DATA SHOWN:

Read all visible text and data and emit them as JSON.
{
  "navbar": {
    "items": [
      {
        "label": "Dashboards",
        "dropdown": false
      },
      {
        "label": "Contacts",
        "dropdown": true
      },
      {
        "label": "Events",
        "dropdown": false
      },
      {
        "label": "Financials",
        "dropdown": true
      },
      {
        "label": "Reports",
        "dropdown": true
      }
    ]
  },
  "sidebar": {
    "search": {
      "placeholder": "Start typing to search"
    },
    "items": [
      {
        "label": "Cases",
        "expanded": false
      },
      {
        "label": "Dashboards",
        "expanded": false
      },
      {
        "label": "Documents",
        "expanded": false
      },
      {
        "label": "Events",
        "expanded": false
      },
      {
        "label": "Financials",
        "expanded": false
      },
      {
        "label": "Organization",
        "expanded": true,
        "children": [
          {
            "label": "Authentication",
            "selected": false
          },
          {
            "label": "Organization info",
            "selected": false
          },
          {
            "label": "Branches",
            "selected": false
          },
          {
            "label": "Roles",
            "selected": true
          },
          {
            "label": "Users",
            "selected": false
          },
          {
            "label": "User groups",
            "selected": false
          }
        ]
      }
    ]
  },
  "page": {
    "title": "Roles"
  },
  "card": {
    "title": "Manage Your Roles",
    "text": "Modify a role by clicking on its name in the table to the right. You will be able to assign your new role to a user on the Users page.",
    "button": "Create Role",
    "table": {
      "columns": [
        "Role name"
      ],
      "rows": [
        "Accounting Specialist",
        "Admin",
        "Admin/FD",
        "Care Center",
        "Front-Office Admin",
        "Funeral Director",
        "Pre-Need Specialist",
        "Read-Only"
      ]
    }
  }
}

EXERCISE TASK: Go through the material above line by line and copy it exactly.

FULL RESPONSE:
Read all visible text and data and emit them as JSON.
{
  "navbar": {
    "items": [
      {
        "label": "Dashboards",
        "dropdown": false
      },
      {
        "label": "Contacts",
        "dropdown": true
      },
      {
        "label": "Events",
        "dropdown": false
      },
      {
        "label": "Financials",
        "dropdown": true
      },
      {
        "label": "Reports",
        "dropdown": true
      }
    ]
  },
  "sidebar": {
    "search": {
      "placeholder": "Start typing to search"
    },
    "items": [
      {
        "label": "Cases",
        "expanded": false
      },
      {
        "label": "Dashboards",
        "expanded": false
      },
      {
        "label": "Documents",
        "expanded": false
      },
      {
        "label": "Events",
        "expanded": false
      },
      {
        "label": "Financials",
        "expanded": false
      },
      {
        "label": "Organization",
        "expanded": true,
        "children": [
          {
            "label": "Authentication",
            "selected": false
          },
          {
            "label": "Organization info",
            "selected": false
          },
          {
            "label": "Branches",
            "selected": false
          },
          {
            "label": "Roles",
            "selected": true
          },
          {
            "label": "Users",
            "selected": false
          },
          {
            "label": "User groups",
            "selected": false
          }
        ]
      }
    ]
  },
  "page": {
    "title": "Roles"
  },
  "card": {
    "title": "Manage Your Roles",
    "text": "Modify a role by clicking on its name in the table to the right. You will be able to assign your new role to a user on the Users page.",
    "button": "Create Role",
    "table": {
      "columns": [
        "Role name"
      ],
      "rows": [
        "Accounting Specialist",
        "Admin",
        "Admin/FD",
        "Care Center",
        "Front-Office Admin",
        "Funeral Director",
        "Pre-Need Specialist",
        "Read-Only"
      ]
    }
  }
}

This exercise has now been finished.